- [Stored rows]:
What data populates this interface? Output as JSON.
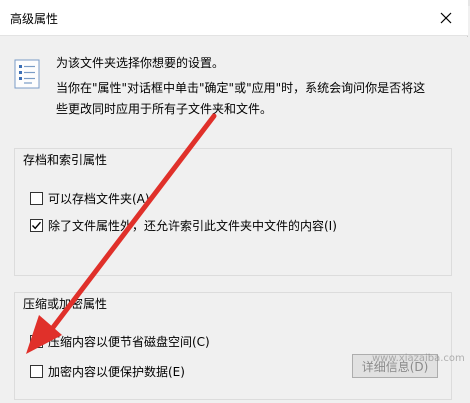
{
  "dialog": {
    "title": "高级属性",
    "intro_line1": "为该文件夹选择你想要的设置。",
    "intro_line2": "当你在\"属性\"对话框中单击\"确定\"或\"应用\"时，系统会询问你是否将这",
    "intro_line3": "些更改同时应用于所有子文件夹和文件。"
  },
  "archive_group": {
    "title": "存档和索引属性",
    "options": [
      {
        "label": "可以存档文件夹(A)",
        "checked": false
      },
      {
        "label": "除了文件属性外，还允许索引此文件夹中文件的内容(I)",
        "checked": true
      }
    ]
  },
  "compress_group": {
    "title": "压缩或加密属性",
    "options": [
      {
        "label": "压缩内容以便节省磁盘空间(C)",
        "checked": true
      },
      {
        "label": "加密内容以便保护数据(E)",
        "checked": false
      }
    ],
    "details_label": "详细信息(D)"
  },
  "watermark": "www.xiazaiba.com",
  "colors": {
    "arrow": "#e0302a"
  },
  "icons": {
    "close": "close-icon",
    "properties": "checklist-icon",
    "checkmark": "checkmark-icon"
  }
}
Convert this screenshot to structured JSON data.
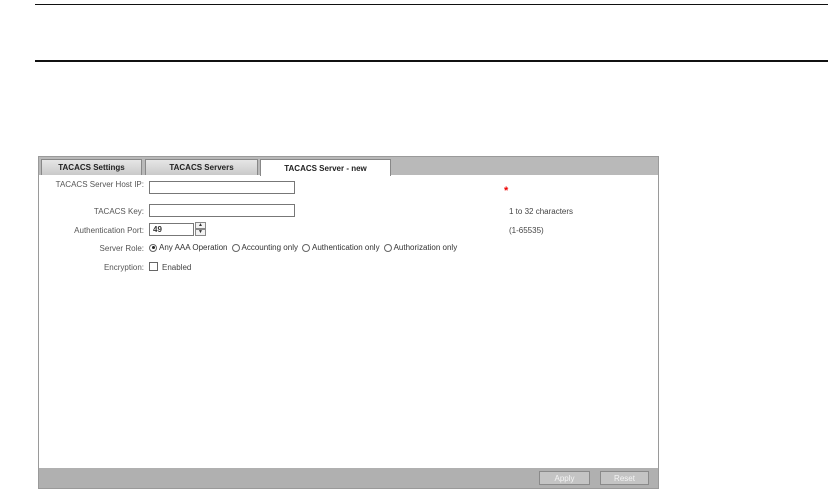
{
  "tabs": [
    {
      "label": "TACACS Settings"
    },
    {
      "label": "TACACS Servers"
    },
    {
      "label": "TACACS Server - new"
    }
  ],
  "form": {
    "host_label": "TACACS Server Host IP:",
    "host_value": "",
    "host_required_mark": "*",
    "key_label": "TACACS Key:",
    "key_value": "",
    "key_hint": "1 to 32 characters",
    "port_label": "Authentication Port:",
    "port_value": "49",
    "port_hint": "(1-65535)",
    "role_label": "Server Role:",
    "role_options": [
      {
        "label": "Any AAA Operation",
        "selected": true
      },
      {
        "label": "Accounting only",
        "selected": false
      },
      {
        "label": "Authentication only",
        "selected": false
      },
      {
        "label": "Authorization only",
        "selected": false
      }
    ],
    "encryption_label": "Encryption:",
    "encryption_option": "Enabled",
    "encryption_checked": false
  },
  "footer": {
    "apply_label": "Apply",
    "reset_label": "Reset"
  },
  "icons": {
    "spin_up": "up-arrow-icon",
    "spin_down": "down-arrow-icon"
  }
}
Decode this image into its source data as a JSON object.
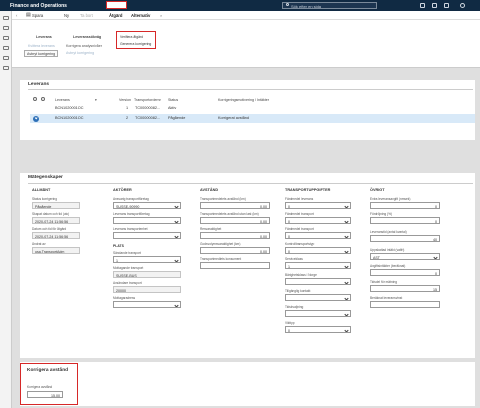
{
  "app": {
    "title": "Finance and Operations",
    "search_placeholder": "Sök efter en sida"
  },
  "toolbar": {
    "save": "Spara",
    "new": "Ny",
    "delete": "Ta bort",
    "tab_active": "Åtgärd",
    "tab_options": "Alternativ"
  },
  "ribbon": {
    "group1_header": "Leverans",
    "group1_item": "Kvittera leverans",
    "group1_button": "Avbryt korrigering",
    "group2_header": "Leveranssökväg",
    "group2_item1": "Korrigera analysnivåer",
    "group2_item2": "Avbryt korrigering"
  },
  "dropdown": {
    "item1": "Verifiera åtgärd",
    "item2": "Generera korrigering"
  },
  "deliveries": {
    "section_title": "Leverans",
    "col_delivery": "Leverans",
    "col_version": "Version",
    "col_transport_order": "Transportordernr",
    "col_status": "Status",
    "col_correction": "Korrigeringsmotivering / Intäkter",
    "rows": [
      {
        "id": "BCN1020001OC",
        "version": "1",
        "order": "TC00000082...",
        "status": "Aktiv",
        "reason": ""
      },
      {
        "id": "BCN1020001OC",
        "version": "2",
        "order": "TC00000082...",
        "status": "Pågående",
        "reason": "Korrigerat avstånd"
      }
    ]
  },
  "details": {
    "section_title": "Mätegenskaper",
    "general": {
      "header": "ALLMÄNT",
      "l1": "Status korrigering",
      "v1": "Pågående",
      "l2": "Skapat datum och tid (utc)",
      "v2": "2020-07-24 11:56:56",
      "l3": "Datum och tid för åtgärd",
      "v3": "2020-07-24 11:56:56",
      "l4": "Ändrat av",
      "v4": "usa.TransportAdm"
    },
    "factors": {
      "header": "AKTÖRER",
      "l1": "Ansvarig transportföretag",
      "v1": "SUSSE-90990",
      "l2": "Leverans transportföretag",
      "v2": "",
      "l3": "Leverans transportenhet",
      "v3": "",
      "sub": "PLATS",
      "l4": "Sändande transport",
      "v4": "1",
      "l5": "Mottagande transport",
      "v5": "SUSSE-BUS",
      "l6": "Avsändare transport",
      "v6": "20000",
      "l7": "Mottagaradress",
      "v7": ""
    },
    "distance": {
      "header": "AVSTÅND",
      "l1": "Transportmedelets avstånd (km)",
      "v1": "0,00",
      "l2": "Transportmedelets avstånd utan last (km)",
      "v2": "0,00",
      "l3": "Resvaraktighet",
      "v3": "0,00",
      "l4": "Godsvolymsvaraktighet (km)",
      "v4": "0,00",
      "l5": "Transportmedlets konsument",
      "v5": ""
    },
    "transport": {
      "header": "TRANSPORTUPPGIFTER",
      "l1": "Färdmedel leverans",
      "v1": "0",
      "l2": "Färdmedel transport",
      "v2": "0",
      "l3": "Färdmedel transport",
      "v3": "0",
      "l4": "Kontrolltransportstyp",
      "v4": "0",
      "l5": "Serviceklass",
      "v5": "1",
      "l6": "Bärighetsklass i Norge",
      "v6": "",
      "l7": "Tillgänglig kontakt",
      "v7": "",
      "l8": "Tidskvaljning",
      "v8": "",
      "l9": "Vikttyp",
      "v9": "0"
    },
    "other": {
      "header": "ÖVRIGT",
      "l1": "Extra leveransavgift (nmsek)",
      "v1": "0",
      "l2": "Fördröjning (%)",
      "v2": "0",
      "l3": "Leveranstid (antal kvartal)",
      "v3": "40",
      "l4": "Uppskattad intäkt (valfri)",
      "v4": "AST",
      "l5": "Avgiftsintäkter (beräknat)",
      "v5": "0",
      "l6": "Tidsdel för mätning",
      "v6": "15",
      "l7": "Beräknat leveransvinst",
      "v7": ""
    }
  },
  "correction": {
    "section_title": "Korrigera avstånd",
    "field_label": "Korrigera avstånd",
    "value": "15,00"
  }
}
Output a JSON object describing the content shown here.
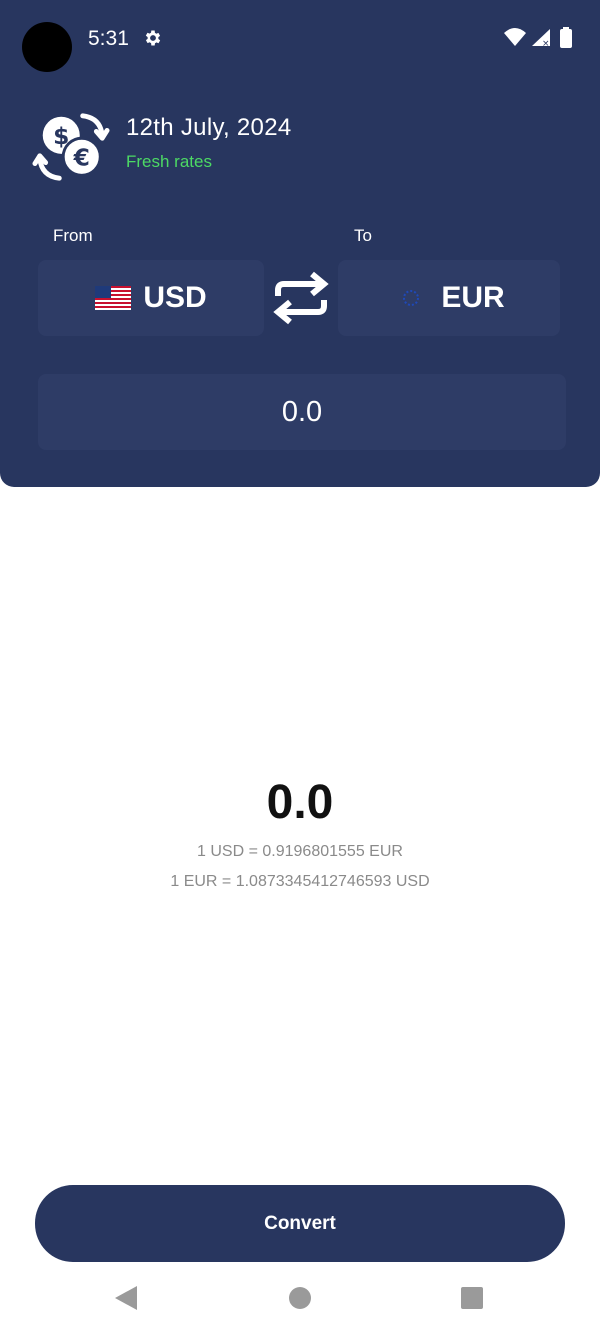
{
  "status_bar": {
    "time": "5:31",
    "icons": [
      "settings-icon",
      "wifi-icon",
      "signal-icon",
      "battery-icon"
    ]
  },
  "header": {
    "logo_icon": "currency-exchange-icon",
    "date": "12th July, 2024",
    "rates_status": "Fresh rates",
    "rates_status_color": "#4cd964",
    "background_color": "#28365f"
  },
  "converter": {
    "from_label": "From",
    "to_label": "To",
    "from_currency": "USD",
    "from_flag": "us-flag-icon",
    "to_currency": "EUR",
    "to_flag": "eu-flag-icon",
    "swap_icon": "swap-icon",
    "amount": "0.0"
  },
  "result": {
    "value": "0.0",
    "rate_line_1": "1 USD = 0.9196801555 EUR",
    "rate_line_2": "1 EUR = 1.0873345412746593 USD"
  },
  "actions": {
    "convert_label": "Convert"
  },
  "nav_bar": {
    "icons": [
      "back-icon",
      "home-icon",
      "recents-icon"
    ]
  }
}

- [Goal of the exercise]: Out of the preceding entries, pull every line containing the string "transportföretag".

- [Result below]:
      "l1": "Ansvarig transportföretag",
      "l2": "Leverans transportföretag",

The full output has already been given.